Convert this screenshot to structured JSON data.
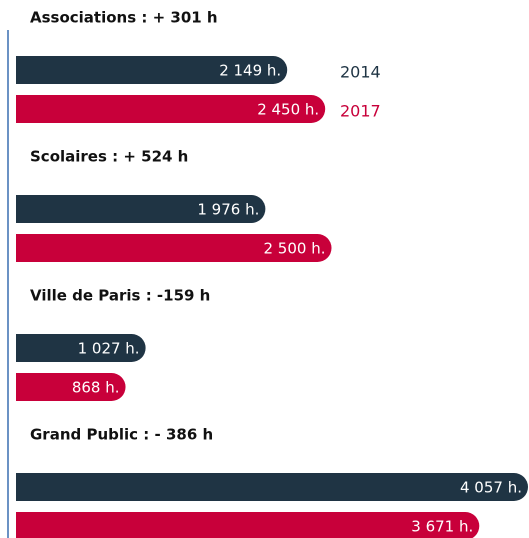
{
  "chart_data": {
    "type": "bar",
    "orientation": "horizontal",
    "categories": [
      "Associations : + 301 h",
      "Scolaires : + 524 h",
      "Ville de Paris : -159 h",
      "Grand Public : - 386 h"
    ],
    "series": [
      {
        "name": "2014",
        "color": "#1f3444",
        "values": [
          2149,
          1976,
          1027,
          4057
        ],
        "value_labels": [
          "2 149 h.",
          "1 976 h.",
          "1 027 h.",
          "4 057 h."
        ]
      },
      {
        "name": "2017",
        "color": "#c8003a",
        "values": [
          2450,
          2500,
          868,
          3671
        ],
        "value_labels": [
          "2 450 h.",
          "2 500 h.",
          "868 h.",
          "3 671 h."
        ]
      }
    ]
  }
}
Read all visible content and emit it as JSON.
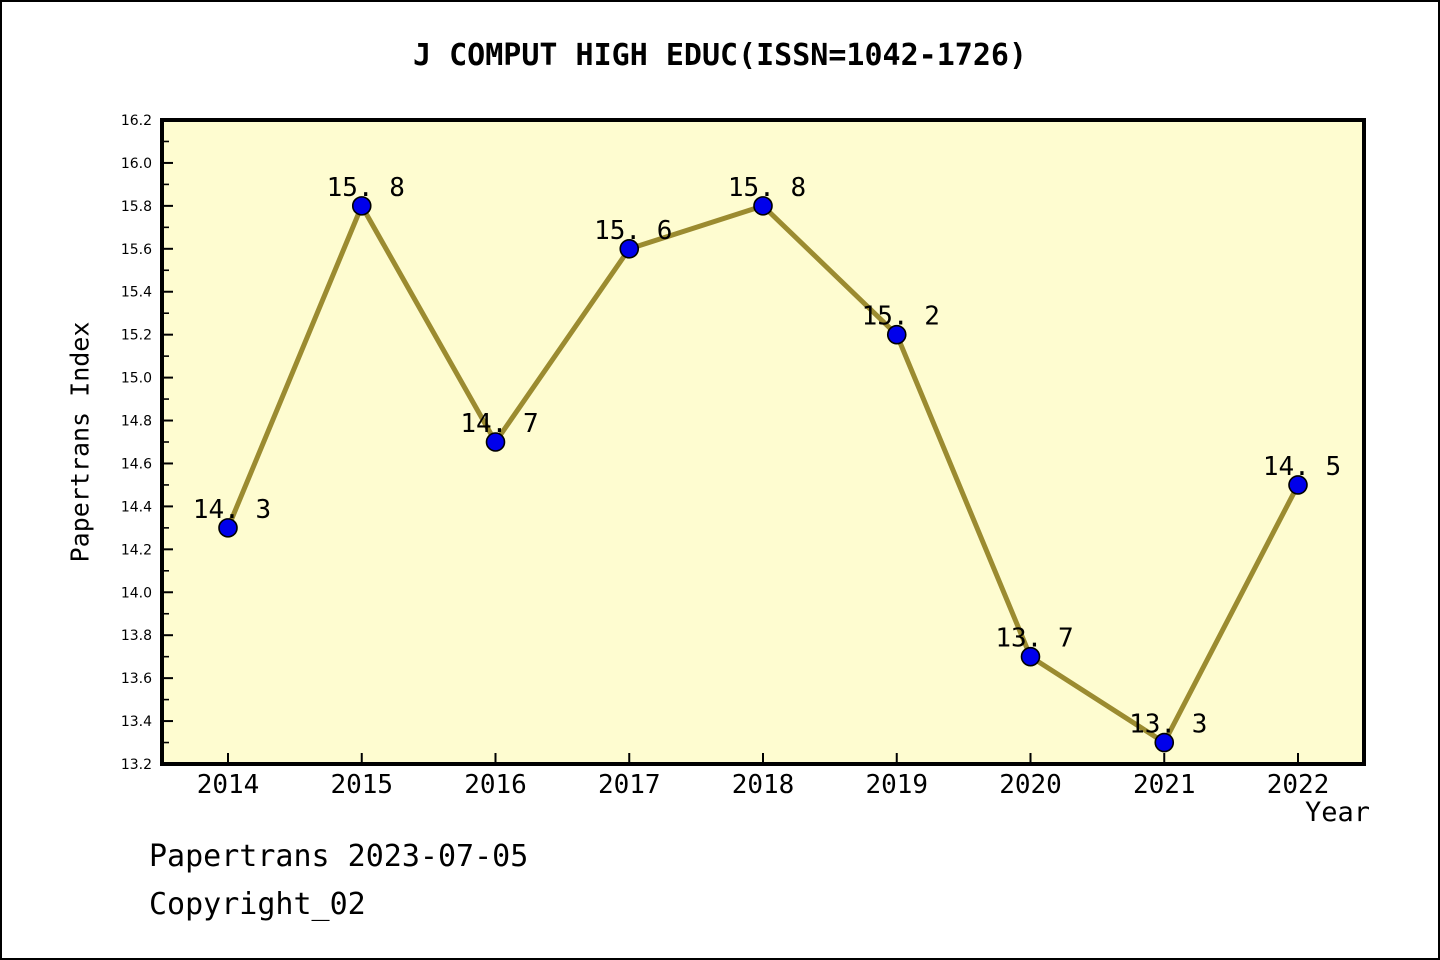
{
  "page": {
    "background": "#FFFFFF",
    "border_color": "#000000"
  },
  "chart_data": {
    "type": "line",
    "title": "J COMPUT HIGH EDUC(ISSN=1042-1726)",
    "xlabel": "Year",
    "ylabel": "Papertrans Index",
    "categories": [
      "2014",
      "2015",
      "2016",
      "2017",
      "2018",
      "2019",
      "2020",
      "2021",
      "2022"
    ],
    "series": [
      {
        "name": "Papertrans Index",
        "values": [
          14.3,
          15.8,
          14.7,
          15.6,
          15.8,
          15.2,
          13.7,
          13.3,
          14.5
        ]
      }
    ],
    "point_labels": [
      "14. 3",
      "15. 8",
      "14. 7",
      "15. 6",
      "15. 8",
      "15. 2",
      "13. 7",
      "13. 3",
      "14. 5"
    ],
    "ylim": [
      13.2,
      16.2
    ],
    "ytick_step": 0.2,
    "ytick_minor_step": 0.1,
    "ytick_labels": [
      "13.2",
      "13.4",
      "13.6",
      "13.8",
      "14.0",
      "14.2",
      "14.4",
      "14.6",
      "14.8",
      "15.0",
      "15.2",
      "15.4",
      "15.6",
      "15.8",
      "16.0",
      "16.2"
    ],
    "grid": false,
    "legend": "none",
    "colors": {
      "plot_bg": "#FEFCD0",
      "line": "#9B8B30",
      "marker_fill": "#0000EB",
      "marker_edge": "#000000",
      "axis": "#000000",
      "tick_label": "#000000"
    }
  },
  "footer": {
    "line1": "Papertrans 2023-07-05",
    "line2": "Copyright_02"
  }
}
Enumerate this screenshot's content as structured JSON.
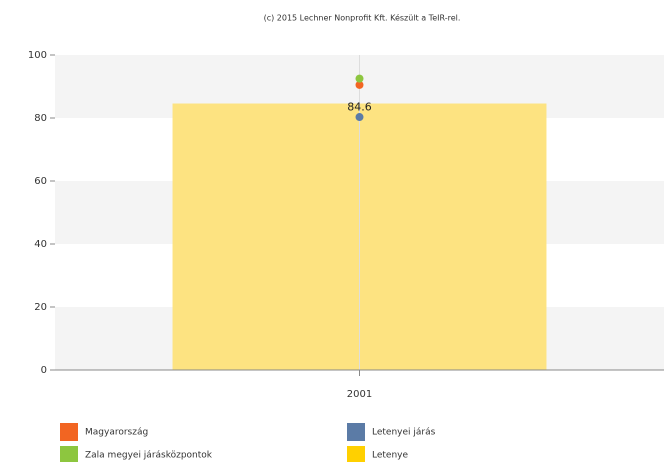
{
  "chart_data": {
    "type": "bar",
    "title": "(c) 2015 Lechner Nonprofit Kft. Készült a TeIR-rel.",
    "categories": [
      "2001"
    ],
    "series": [
      {
        "name": "Magyarország",
        "color": "#f26522",
        "mark": "point",
        "values": [
          90.5
        ]
      },
      {
        "name": "Letenyei járás",
        "color": "#5b7ba6",
        "mark": "point",
        "values": [
          80.3
        ]
      },
      {
        "name": "Zala megyei járásközpontok",
        "color": "#8dc63f",
        "mark": "point",
        "values": [
          92.5
        ]
      },
      {
        "name": "Letenye",
        "color": "#fde27a",
        "mark": "bar",
        "values": [
          84.6
        ]
      }
    ],
    "ylim": [
      0,
      100
    ],
    "yticks": [
      0,
      20,
      40,
      60,
      80,
      100
    ],
    "grid": true
  }
}
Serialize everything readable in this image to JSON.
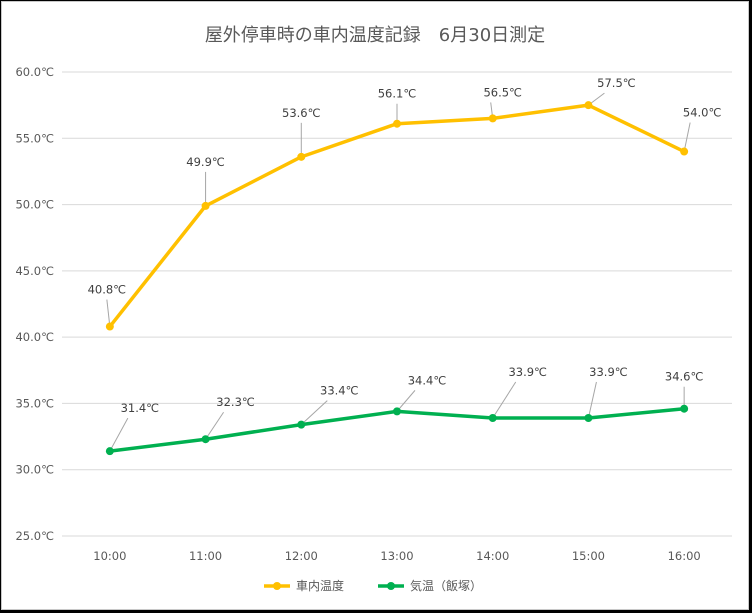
{
  "chart_data": {
    "type": "line",
    "title": "屋外停車時の車内温度記録　6月30日測定",
    "categories": [
      "10:00",
      "11:00",
      "12:00",
      "13:00",
      "14:00",
      "15:00",
      "16:00"
    ],
    "series": [
      {
        "name": "車内温度",
        "color": "#FFC000",
        "values": [
          40.8,
          49.9,
          53.6,
          56.1,
          56.5,
          57.5,
          54.0
        ],
        "labels": [
          "40.8℃",
          "49.9℃",
          "53.6℃",
          "56.1℃",
          "56.5℃",
          "57.5℃",
          "54.0℃"
        ]
      },
      {
        "name": "気温（飯塚）",
        "color": "#00B050",
        "values": [
          31.4,
          32.3,
          33.4,
          34.4,
          33.9,
          33.9,
          34.6
        ],
        "labels": [
          "31.4℃",
          "32.3℃",
          "33.4℃",
          "34.4℃",
          "33.9℃",
          "33.9℃",
          "34.6℃"
        ]
      }
    ],
    "ylim": [
      25,
      60
    ],
    "yticks": [
      "25.0℃",
      "30.0℃",
      "35.0℃",
      "40.0℃",
      "45.0℃",
      "50.0℃",
      "55.0℃",
      "60.0℃"
    ],
    "ytick_values": [
      25,
      30,
      35,
      40,
      45,
      50,
      55,
      60
    ],
    "grid": true,
    "legend_position": "bottom"
  }
}
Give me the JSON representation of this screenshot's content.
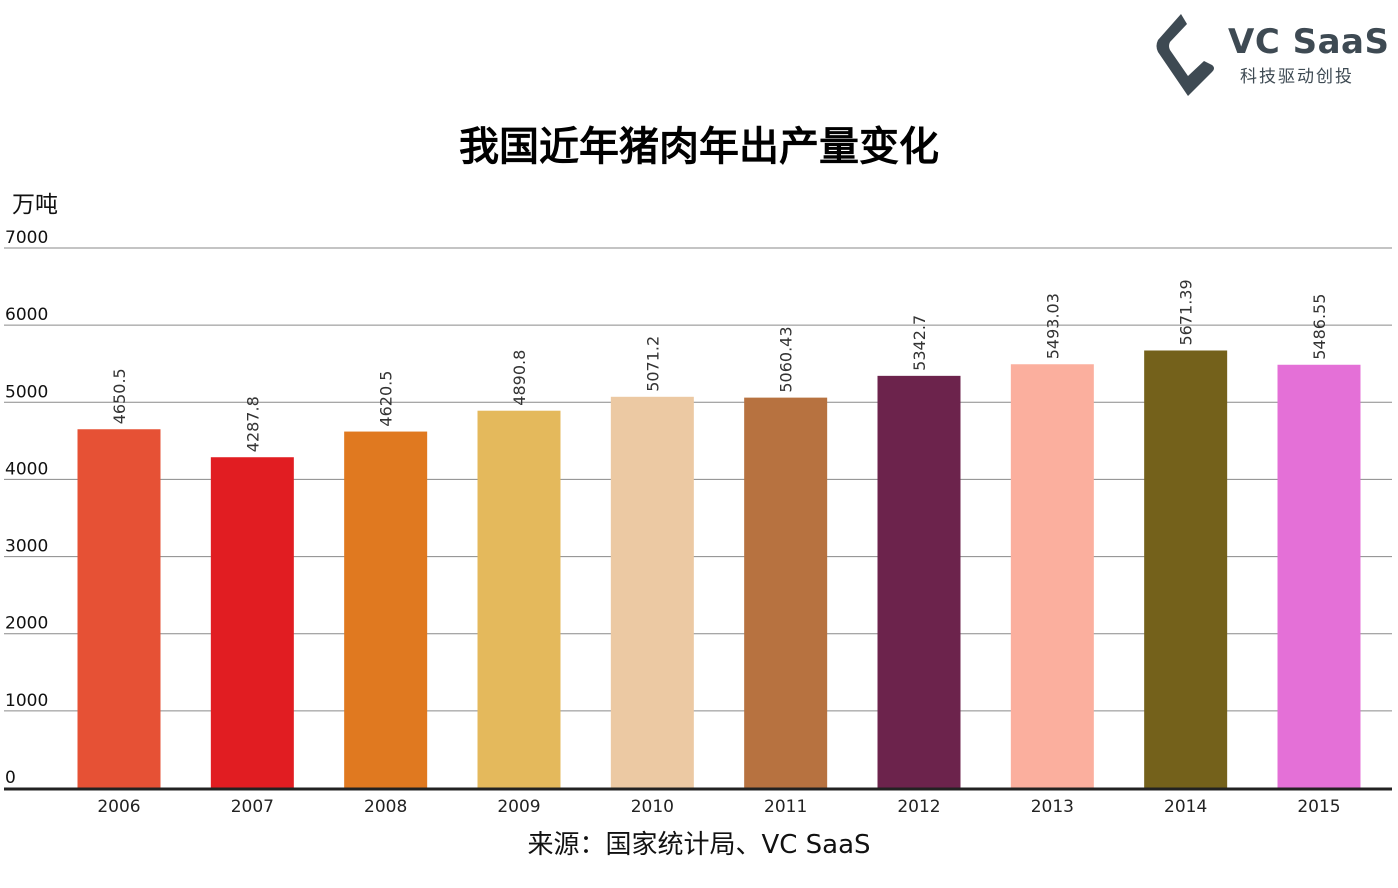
{
  "logo": {
    "name": "VC SaaS",
    "tagline": "科技驱动创投",
    "mark_color": "#3e4a53"
  },
  "unit_label": "万吨",
  "source": "来源：国家统计局、VC SaaS",
  "chart_data": {
    "type": "bar",
    "title": "我国近年猪肉年出产量变化",
    "xlabel": "",
    "ylabel": "万吨",
    "categories": [
      "2006",
      "2007",
      "2008",
      "2009",
      "2010",
      "2011",
      "2012",
      "2013",
      "2014",
      "2015"
    ],
    "values": [
      4650.5,
      4287.8,
      4620.5,
      4890.8,
      5071.2,
      5060.43,
      5342.7,
      5493.03,
      5671.39,
      5486.55
    ],
    "value_labels": [
      "4650.5",
      "4287.8",
      "4620.5",
      "4890.8",
      "5071.2",
      "5060.43",
      "5342.7",
      "5493.03",
      "5671.39",
      "5486.55"
    ],
    "colors": [
      "#e65135",
      "#e11d22",
      "#e07920",
      "#e4b95c",
      "#ecc9a3",
      "#b77240",
      "#6c234c",
      "#fbaf9e",
      "#74611b",
      "#e470d7"
    ],
    "ylim": [
      0,
      7000
    ],
    "yticks": [
      "0",
      "1000",
      "2000",
      "3000",
      "4000",
      "5000",
      "6000",
      "7000"
    ],
    "grid": true,
    "legend": "none"
  }
}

◆ ◆ ◆ ◆

* [TASK DETAILS]: Which lines contain the word "JSON"? Copy each of them.

* [THE SOLUTION]:
Convert this screenshot to structured JSON data.
Read all visible content and emit it as JSON.
Enumerate this screenshot's content as structured JSON.
Serialize everything readable in this image to JSON.
Give me the JSON representation of this screenshot's content.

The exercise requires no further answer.